> WHAT IS EXPECTED
Below is some material; set it all down exactly, apart from the pictures.

> DATA SUPPLIED
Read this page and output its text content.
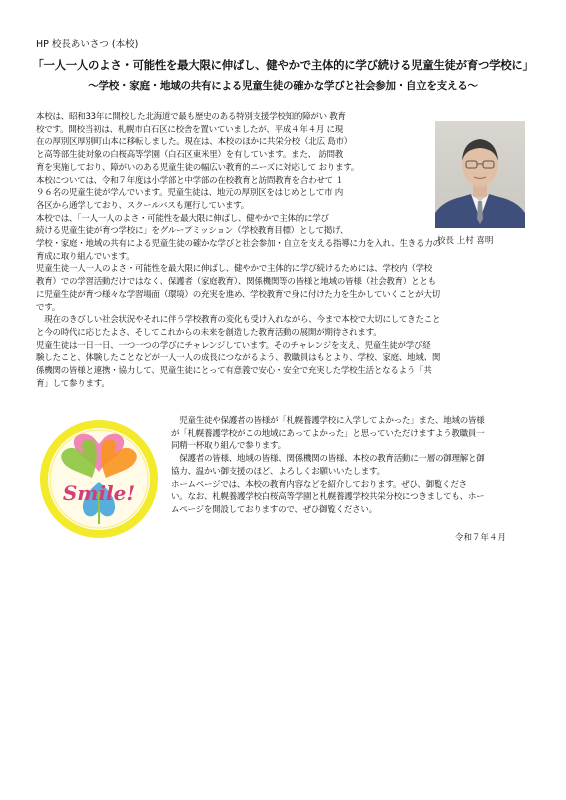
HP 校長あいさつ (本校)
「一人一人のよさ・可能性を最大限に伸ばし、健やかで主体的に学び続ける児童生徒が育つ学校に」
～学校・家庭・地域の共有による児童生徒の確かな学びと社会参加・自立を支える～
本校は、昭和33年に開校した北海道で最も歴史のある特別支援学校知的障がい 教育
校です。開校当初は、札幌市白石区に校舎を置いていましたが、平成４年４月 に現
在の厚別区厚別町山本に移転しました。現在は、本校のほかに共栄分校（北広 島市）
と高等部生徒対象の白桜高等学園（白石区東米里）を有しています。また、 訪問教
育を実施しており、障がいのある児童生徒の幅広い教育的ニーズに対応して おります。
本校については、令和７年度は小学部と中学部の在校教育と訪問教育を合わせて １
９６名の児童生徒が学んでいます。児童生徒は、地元の厚別区をはじめとして市 内
各区から通学しており、スクールバスも運行しています。
本校では、「一人一人のよさ・可能性を最大限に伸ばし、健やかで主体的に学び
続ける児童生徒が育つ学校に」をグループミッション（学校教育目標）として掲げ、
校長 上村 喜明
学校・家庭・地域の共有による児童生徒の確かな学びと社会参加・自立を支える指導に力を入れ、生きる力の
育成に取り組んでいます。
児童生徒一人一人のよさ・可能性を最大限に伸ばし、健やかで主体的に学び続けるためには、学校内（学校
教育）での学習活動だけではなく、保護者（家庭教育）、関係機関等の皆様と地域の皆様（社会教育）ととも
に児童生徒が育つ様々な学習場面（環境）の充実を進め、学校教育で身に付けた力を生かしていくことが大切
です。
　現在のきびしい社会状況やそれに伴う学校教育の変化も受け入れながら、今まで本校で大切にしてきたこと
と今の時代に応じたよさ、そしてこれからの未来を創造した教育活動の展開が期待されます。
児童生徒は一日一日、一つ一つの学びにチャレンジしています。そのチャレンジを支え、児童生徒が学び経
験したこと、体験したことなどが一人一人の成長につながるよう、教職員はもとより、学校、家庭、地域、関
係機関の皆様と連携・協力して、児童生徒にとって有意義で安心・安全で充実した学校生活となるよう「共
育」して参ります。
Smile!
　児童生徒や保護者の皆様が「札幌養護学校に入学してよかった」また、地域の皆様
が「札幌養護学校がこの地域にあってよかった」と思っていただけますよう教職員一
同精一杯取り組んで参ります。
　保護者の皆様、地域の皆様、関係機関の皆様、本校の教育活動に一層の御理解と御
協力、温かい御支援のほど、よろしくお願いいたします。
ホームページでは、本校の教育内容などを紹介しております。ぜひ、御覧くださ
い。なお、札幌養護学校白桜高等学園と札幌養護学校共栄分校につきましても、ホー
ムページを開設しておりますので、ぜひ御覧ください。
令和７年４月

> OUTPUT BELOW
Read this page and output its text content.
HP 校長あいさつ (本校)
「一人一人のよさ・可能性を最大限に伸ばし、健やかで主体的に学び続ける児童生徒が育つ学校に」
～学校・家庭・地域の共有による児童生徒の確かな学びと社会参加・自立を支える～
本校は、昭和33年に開校した北海道で最も歴史のある特別支援学校知的障がい 教育
校です。開校当初は、札幌市白石区に校舎を置いていましたが、平成４年４月 に現
在の厚別区厚別町山本に移転しました。現在は、本校のほかに共栄分校（北広 島市）
と高等部生徒対象の白桜高等学園（白石区東米里）を有しています。また、 訪問教
育を実施しており、障がいのある児童生徒の幅広い教育的ニーズに対応して おります。
本校については、令和７年度は小学部と中学部の在校教育と訪問教育を合わせて １
９６名の児童生徒が学んでいます。児童生徒は、地元の厚別区をはじめとして市 内
各区から通学しており、スクールバスも運行しています。
本校では、「一人一人のよさ・可能性を最大限に伸ばし、健やかで主体的に学び
続ける児童生徒が育つ学校に」をグループミッション（学校教育目標）として掲げ、
校長 上村 喜明
学校・家庭・地域の共有による児童生徒の確かな学びと社会参加・自立を支える指導に力を入れ、生きる力の
育成に取り組んでいます。
児童生徒一人一人のよさ・可能性を最大限に伸ばし、健やかで主体的に学び続けるためには、学校内（学校
教育）での学習活動だけではなく、保護者（家庭教育）、関係機関等の皆様と地域の皆様（社会教育）ととも
に児童生徒が育つ様々な学習場面（環境）の充実を進め、学校教育で身に付けた力を生かしていくことが大切
です。
　現在のきびしい社会状況やそれに伴う学校教育の変化も受け入れながら、今まで本校で大切にしてきたこと
と今の時代に応じたよさ、そしてこれからの未来を創造した教育活動の展開が期待されます。
児童生徒は一日一日、一つ一つの学びにチャレンジしています。そのチャレンジを支え、児童生徒が学び経
験したこと、体験したことなどが一人一人の成長につながるよう、教職員はもとより、学校、家庭、地域、関
係機関の皆様と連携・協力して、児童生徒にとって有意義で安心・安全で充実した学校生活となるよう「共
育」して参ります。
Smile!
　児童生徒や保護者の皆様が「札幌養護学校に入学してよかった」また、地域の皆様
が「札幌養護学校がこの地域にあってよかった」と思っていただけますよう教職員一
同精一杯取り組んで参ります。
　保護者の皆様、地域の皆様、関係機関の皆様、本校の教育活動に一層の御理解と御
協力、温かい御支援のほど、よろしくお願いいたします。
ホームページでは、本校の教育内容などを紹介しております。ぜひ、御覧くださ
い。なお、札幌養護学校白桜高等学園と札幌養護学校共栄分校につきましても、ホー
ムページを開設しておりますので、ぜひ御覧ください。
令和７年４月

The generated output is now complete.